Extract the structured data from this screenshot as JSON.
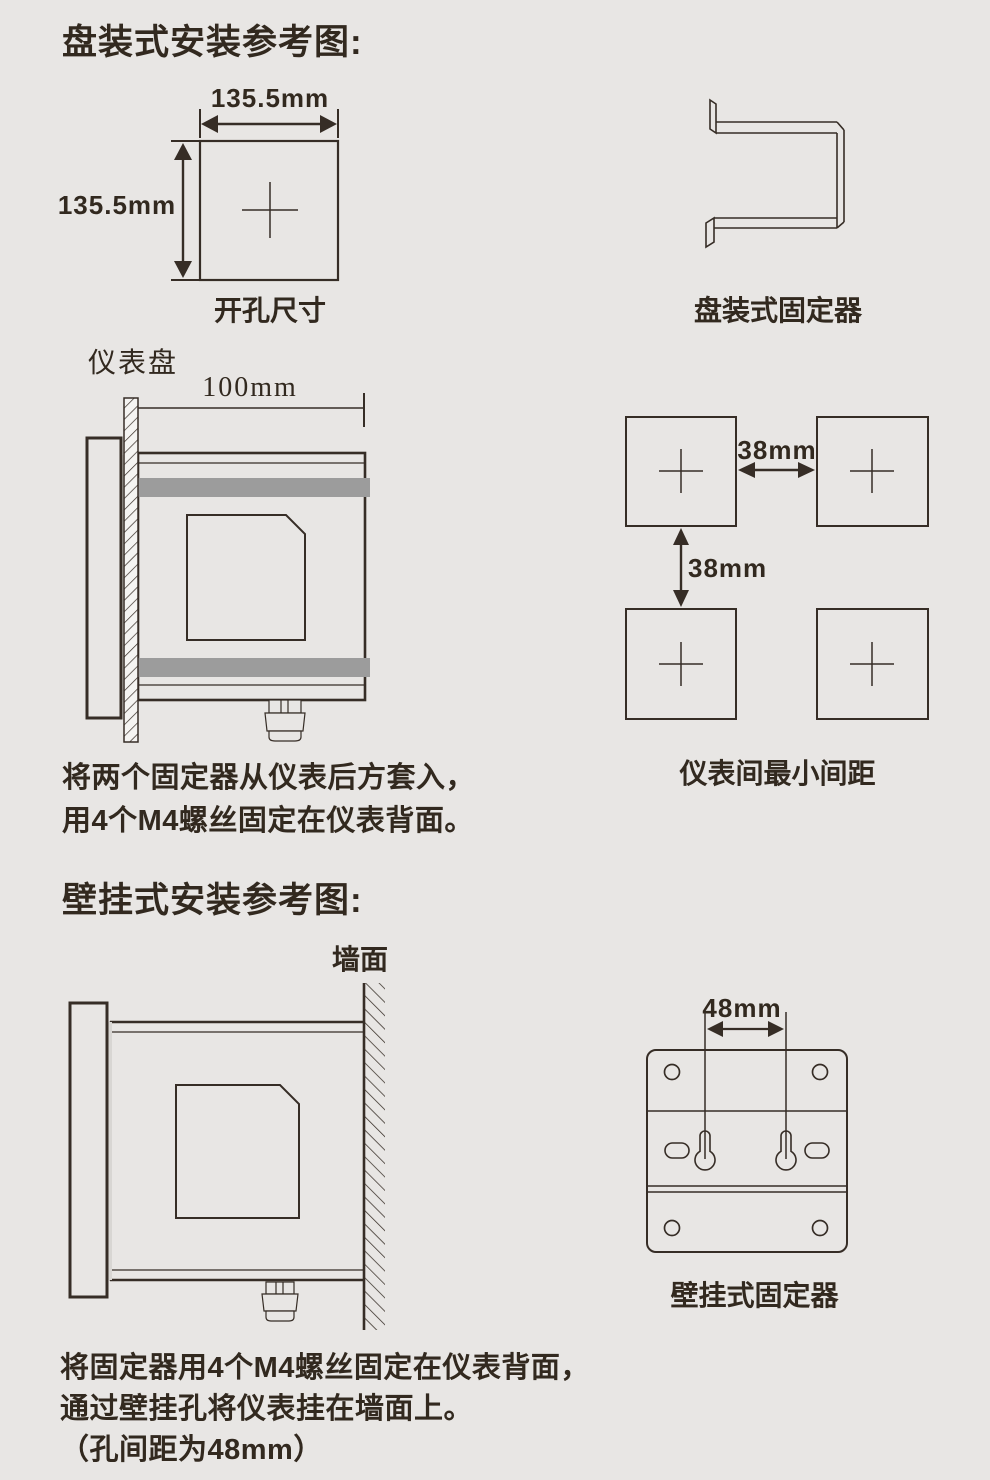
{
  "page": {
    "bg_color": "#e8e6e4",
    "line_color": "#362d26",
    "text_color": "#32291f",
    "band_color": "#9c9c9c"
  },
  "panel_mount": {
    "title": "盘装式安装参考图:",
    "cutout_width": "135.5mm",
    "cutout_height": "135.5mm",
    "cutout_caption": "开孔尺寸",
    "bracket_caption": "盘装式固定器",
    "panel_label": "仪表盘",
    "depth_dim": "100mm",
    "h_gap_dim": "38mm",
    "v_gap_dim": "38mm",
    "spacing_caption": "仪表间最小间距",
    "note_line1": "将两个固定器从仪表后方套入，",
    "note_line2": "用4个M4螺丝固定在仪表背面。"
  },
  "wall_mount": {
    "title": "壁挂式安装参考图:",
    "wall_label": "墙面",
    "hole_spacing_dim": "48mm",
    "fixer_caption": "壁挂式固定器",
    "note_line1": "将固定器用4个M4螺丝固定在仪表背面，",
    "note_line2": "通过壁挂孔将仪表挂在墙面上。",
    "note_line3": "（孔间距为48mm）"
  }
}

▶ _What to work on_
Verbatim reproduction of every record is required; images are left out.

▶ _Problem solution_
Extract the structured data from this screenshot as JSON.
{
  "page": {
    "bg_color": "#e8e6e4",
    "line_color": "#362d26",
    "text_color": "#32291f",
    "band_color": "#9c9c9c"
  },
  "panel_mount": {
    "title": "盘装式安装参考图:",
    "cutout_width": "135.5mm",
    "cutout_height": "135.5mm",
    "cutout_caption": "开孔尺寸",
    "bracket_caption": "盘装式固定器",
    "panel_label": "仪表盘",
    "depth_dim": "100mm",
    "h_gap_dim": "38mm",
    "v_gap_dim": "38mm",
    "spacing_caption": "仪表间最小间距",
    "note_line1": "将两个固定器从仪表后方套入，",
    "note_line2": "用4个M4螺丝固定在仪表背面。"
  },
  "wall_mount": {
    "title": "壁挂式安装参考图:",
    "wall_label": "墙面",
    "hole_spacing_dim": "48mm",
    "fixer_caption": "壁挂式固定器",
    "note_line1": "将固定器用4个M4螺丝固定在仪表背面，",
    "note_line2": "通过壁挂孔将仪表挂在墙面上。",
    "note_line3": "（孔间距为48mm）"
  }
}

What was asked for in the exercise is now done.